[STATED PROBLEM]:
Exclude the pictures and retype the entries as written.

##### MATERIAL FOR THIS EXERCISE

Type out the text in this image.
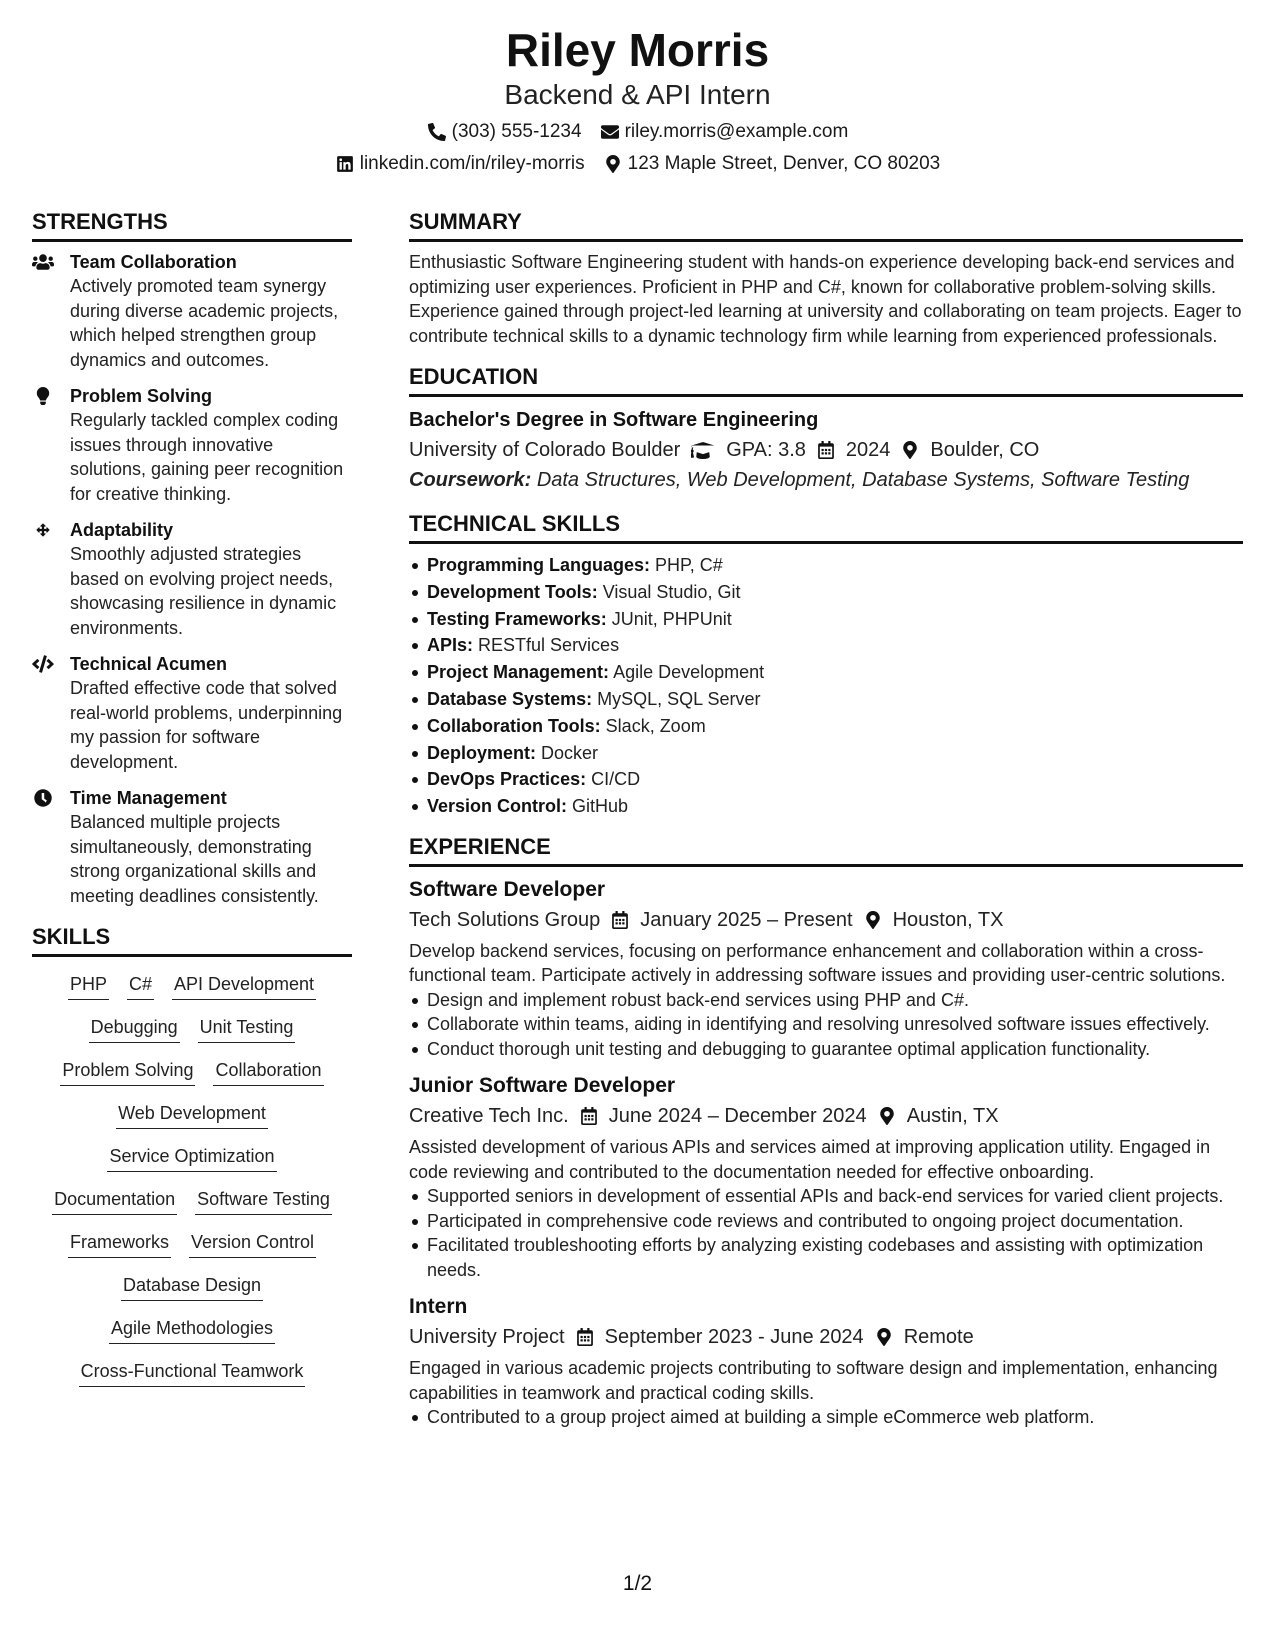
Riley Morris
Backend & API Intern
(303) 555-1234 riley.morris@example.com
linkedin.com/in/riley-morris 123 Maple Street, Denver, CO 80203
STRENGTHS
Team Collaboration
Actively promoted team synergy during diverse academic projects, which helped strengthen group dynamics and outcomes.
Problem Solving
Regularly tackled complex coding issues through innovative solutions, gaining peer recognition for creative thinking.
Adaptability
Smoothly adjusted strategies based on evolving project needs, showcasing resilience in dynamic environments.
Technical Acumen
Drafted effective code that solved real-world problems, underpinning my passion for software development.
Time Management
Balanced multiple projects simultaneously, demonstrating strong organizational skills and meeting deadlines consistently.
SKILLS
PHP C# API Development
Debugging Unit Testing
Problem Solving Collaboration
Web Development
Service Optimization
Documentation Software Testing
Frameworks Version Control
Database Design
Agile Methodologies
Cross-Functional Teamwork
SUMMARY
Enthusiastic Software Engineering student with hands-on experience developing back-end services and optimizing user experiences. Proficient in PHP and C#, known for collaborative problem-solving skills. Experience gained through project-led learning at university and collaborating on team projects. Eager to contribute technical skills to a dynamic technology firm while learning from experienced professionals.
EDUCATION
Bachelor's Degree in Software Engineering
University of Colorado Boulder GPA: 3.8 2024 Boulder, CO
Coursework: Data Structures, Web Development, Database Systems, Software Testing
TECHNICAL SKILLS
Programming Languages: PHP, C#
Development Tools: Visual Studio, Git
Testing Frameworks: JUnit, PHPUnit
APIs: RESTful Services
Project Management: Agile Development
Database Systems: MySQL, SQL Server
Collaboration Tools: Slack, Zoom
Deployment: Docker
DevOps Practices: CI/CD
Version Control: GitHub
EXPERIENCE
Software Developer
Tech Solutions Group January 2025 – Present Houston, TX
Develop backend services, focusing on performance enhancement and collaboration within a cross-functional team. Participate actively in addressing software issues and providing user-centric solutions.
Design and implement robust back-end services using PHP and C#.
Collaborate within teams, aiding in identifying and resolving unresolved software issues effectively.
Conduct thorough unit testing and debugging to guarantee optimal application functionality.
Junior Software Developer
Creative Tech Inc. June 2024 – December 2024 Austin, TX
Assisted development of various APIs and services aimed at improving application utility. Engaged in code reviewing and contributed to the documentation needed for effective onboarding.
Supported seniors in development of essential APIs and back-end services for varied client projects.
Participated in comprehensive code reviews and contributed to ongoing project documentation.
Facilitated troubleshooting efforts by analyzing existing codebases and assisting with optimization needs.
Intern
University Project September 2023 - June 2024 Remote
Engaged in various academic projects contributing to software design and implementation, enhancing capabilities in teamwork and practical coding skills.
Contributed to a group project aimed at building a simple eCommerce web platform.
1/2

##########

[OUTPUT]:
Type out the text in this image.
Riley Morris
Backend & API Intern
(303) 555-1234 riley.morris@example.com
linkedin.com/in/riley-morris 123 Maple Street, Denver, CO 80203
STRENGTHS
Team Collaboration
Actively promoted team synergy during diverse academic projects, which helped strengthen group dynamics and outcomes.
Problem Solving
Regularly tackled complex coding issues through innovative solutions, gaining peer recognition for creative thinking.
Adaptability
Smoothly adjusted strategies based on evolving project needs, showcasing resilience in dynamic environments.
Technical Acumen
Drafted effective code that solved real-world problems, underpinning my passion for software development.
Time Management
Balanced multiple projects simultaneously, demonstrating strong organizational skills and meeting deadlines consistently.
SKILLS
PHP C# API Development
Debugging Unit Testing
Problem Solving Collaboration
Web Development
Service Optimization
Documentation Software Testing
Frameworks Version Control
Database Design
Agile Methodologies
Cross-Functional Teamwork
SUMMARY
Enthusiastic Software Engineering student with hands-on experience developing back-end services and optimizing user experiences. Proficient in PHP and C#, known for collaborative problem-solving skills. Experience gained through project-led learning at university and collaborating on team projects. Eager to contribute technical skills to a dynamic technology firm while learning from experienced professionals.
EDUCATION
Bachelor's Degree in Software Engineering
University of Colorado Boulder GPA: 3.8 2024 Boulder, CO
Coursework: Data Structures, Web Development, Database Systems, Software Testing
TECHNICAL SKILLS
Programming Languages: PHP, C#
Development Tools: Visual Studio, Git
Testing Frameworks: JUnit, PHPUnit
APIs: RESTful Services
Project Management: Agile Development
Database Systems: MySQL, SQL Server
Collaboration Tools: Slack, Zoom
Deployment: Docker
DevOps Practices: CI/CD
Version Control: GitHub
EXPERIENCE
Software Developer
Tech Solutions Group January 2025 – Present Houston, TX
Develop backend services, focusing on performance enhancement and collaboration within a cross-functional team. Participate actively in addressing software issues and providing user-centric solutions.
Design and implement robust back-end services using PHP and C#.
Collaborate within teams, aiding in identifying and resolving unresolved software issues effectively.
Conduct thorough unit testing and debugging to guarantee optimal application functionality.
Junior Software Developer
Creative Tech Inc. June 2024 – December 2024 Austin, TX
Assisted development of various APIs and services aimed at improving application utility. Engaged in code reviewing and contributed to the documentation needed for effective onboarding.
Supported seniors in development of essential APIs and back-end services for varied client projects.
Participated in comprehensive code reviews and contributed to ongoing project documentation.
Facilitated troubleshooting efforts by analyzing existing codebases and assisting with optimization needs.
Intern
University Project September 2023 - June 2024 Remote
Engaged in various academic projects contributing to software design and implementation, enhancing capabilities in teamwork and practical coding skills.
Contributed to a group project aimed at building a simple eCommerce web platform.
1/2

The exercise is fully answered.